| Material for this exercise |
%%
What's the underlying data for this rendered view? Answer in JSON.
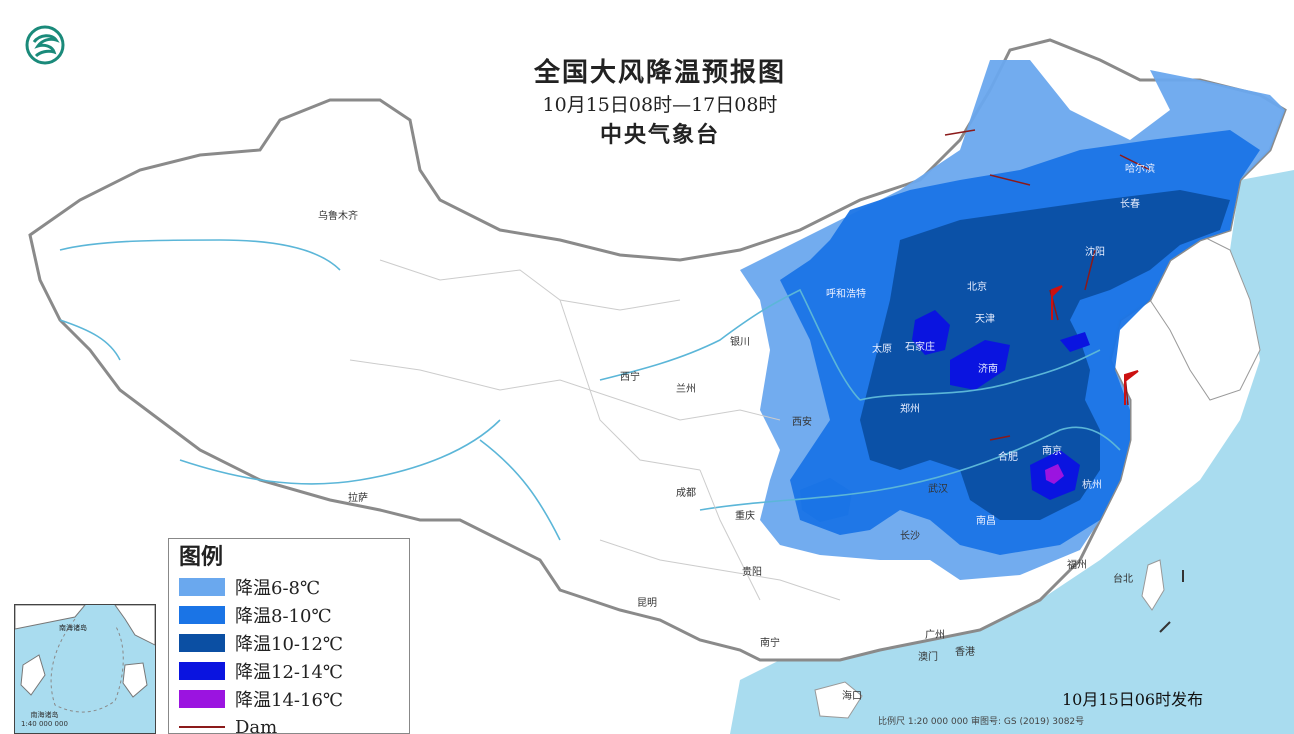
{
  "title": {
    "main": "全国大风降温预报图",
    "period": "10月15日08时—17日08时",
    "issuer": "中央气象台"
  },
  "legend": {
    "heading": "图例",
    "items": [
      {
        "label": "降温6-8℃",
        "color": "#6aa8ee"
      },
      {
        "label": "降温8-10℃",
        "color": "#1a74e6"
      },
      {
        "label": "降温10-12℃",
        "color": "#0b4fa3"
      },
      {
        "label": "降温12-14℃",
        "color": "#0a14e0"
      },
      {
        "label": "降温14-16℃",
        "color": "#9b14e0"
      }
    ],
    "dam_label": "Dam"
  },
  "cities": [
    {
      "name": "乌鲁木齐"
    },
    {
      "name": "西宁"
    },
    {
      "name": "兰州"
    },
    {
      "name": "银川"
    },
    {
      "name": "呼和浩特"
    },
    {
      "name": "太原"
    },
    {
      "name": "石家庄"
    },
    {
      "name": "北京"
    },
    {
      "name": "天津"
    },
    {
      "name": "济南"
    },
    {
      "name": "郑州"
    },
    {
      "name": "西安"
    },
    {
      "name": "成都"
    },
    {
      "name": "重庆"
    },
    {
      "name": "拉萨"
    },
    {
      "name": "贵阳"
    },
    {
      "name": "昆明"
    },
    {
      "name": "南宁"
    },
    {
      "name": "长沙"
    },
    {
      "name": "武汉"
    },
    {
      "name": "合肥"
    },
    {
      "name": "南京"
    },
    {
      "name": "杭州"
    },
    {
      "name": "南昌"
    },
    {
      "name": "福州"
    },
    {
      "name": "台北"
    },
    {
      "name": "广州"
    },
    {
      "name": "香港"
    },
    {
      "name": "澳门"
    },
    {
      "name": "海口"
    },
    {
      "name": "沈阳"
    },
    {
      "name": "长春"
    },
    {
      "name": "哈尔滨"
    }
  ],
  "inset": {
    "sea_label": "南海诸岛",
    "caption_1": "南海诸岛",
    "caption_2": "1:40 000 000"
  },
  "publish_note": "10月15日06时发布",
  "footer": "比例尺 1:20 000 000    审图号: GS (2019) 3082号",
  "colors": {
    "sea": "#a9dcef",
    "land": "#ffffff",
    "border": "#8a8a8a",
    "river": "#5bb6d8"
  }
}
%%
| Exercise description |
Reproduce the data word for word, excluding its pictures.

| Task response |
What's the underlying data for this rendered view? Answer in JSON.
{
  "title": {
    "main": "全国大风降温预报图",
    "period": "10月15日08时—17日08时",
    "issuer": "中央气象台"
  },
  "legend": {
    "heading": "图例",
    "items": [
      {
        "label": "降温6-8℃",
        "color": "#6aa8ee"
      },
      {
        "label": "降温8-10℃",
        "color": "#1a74e6"
      },
      {
        "label": "降温10-12℃",
        "color": "#0b4fa3"
      },
      {
        "label": "降温12-14℃",
        "color": "#0a14e0"
      },
      {
        "label": "降温14-16℃",
        "color": "#9b14e0"
      }
    ],
    "dam_label": "Dam"
  },
  "cities": [
    {
      "name": "乌鲁木齐"
    },
    {
      "name": "西宁"
    },
    {
      "name": "兰州"
    },
    {
      "name": "银川"
    },
    {
      "name": "呼和浩特"
    },
    {
      "name": "太原"
    },
    {
      "name": "石家庄"
    },
    {
      "name": "北京"
    },
    {
      "name": "天津"
    },
    {
      "name": "济南"
    },
    {
      "name": "郑州"
    },
    {
      "name": "西安"
    },
    {
      "name": "成都"
    },
    {
      "name": "重庆"
    },
    {
      "name": "拉萨"
    },
    {
      "name": "贵阳"
    },
    {
      "name": "昆明"
    },
    {
      "name": "南宁"
    },
    {
      "name": "长沙"
    },
    {
      "name": "武汉"
    },
    {
      "name": "合肥"
    },
    {
      "name": "南京"
    },
    {
      "name": "杭州"
    },
    {
      "name": "南昌"
    },
    {
      "name": "福州"
    },
    {
      "name": "台北"
    },
    {
      "name": "广州"
    },
    {
      "name": "香港"
    },
    {
      "name": "澳门"
    },
    {
      "name": "海口"
    },
    {
      "name": "沈阳"
    },
    {
      "name": "长春"
    },
    {
      "name": "哈尔滨"
    }
  ],
  "inset": {
    "sea_label": "南海诸岛",
    "caption_1": "南海诸岛",
    "caption_2": "1:40 000 000"
  },
  "publish_note": "10月15日06时发布",
  "footer": "比例尺 1:20 000 000    审图号: GS (2019) 3082号",
  "colors": {
    "sea": "#a9dcef",
    "land": "#ffffff",
    "border": "#8a8a8a",
    "river": "#5bb6d8"
  }
}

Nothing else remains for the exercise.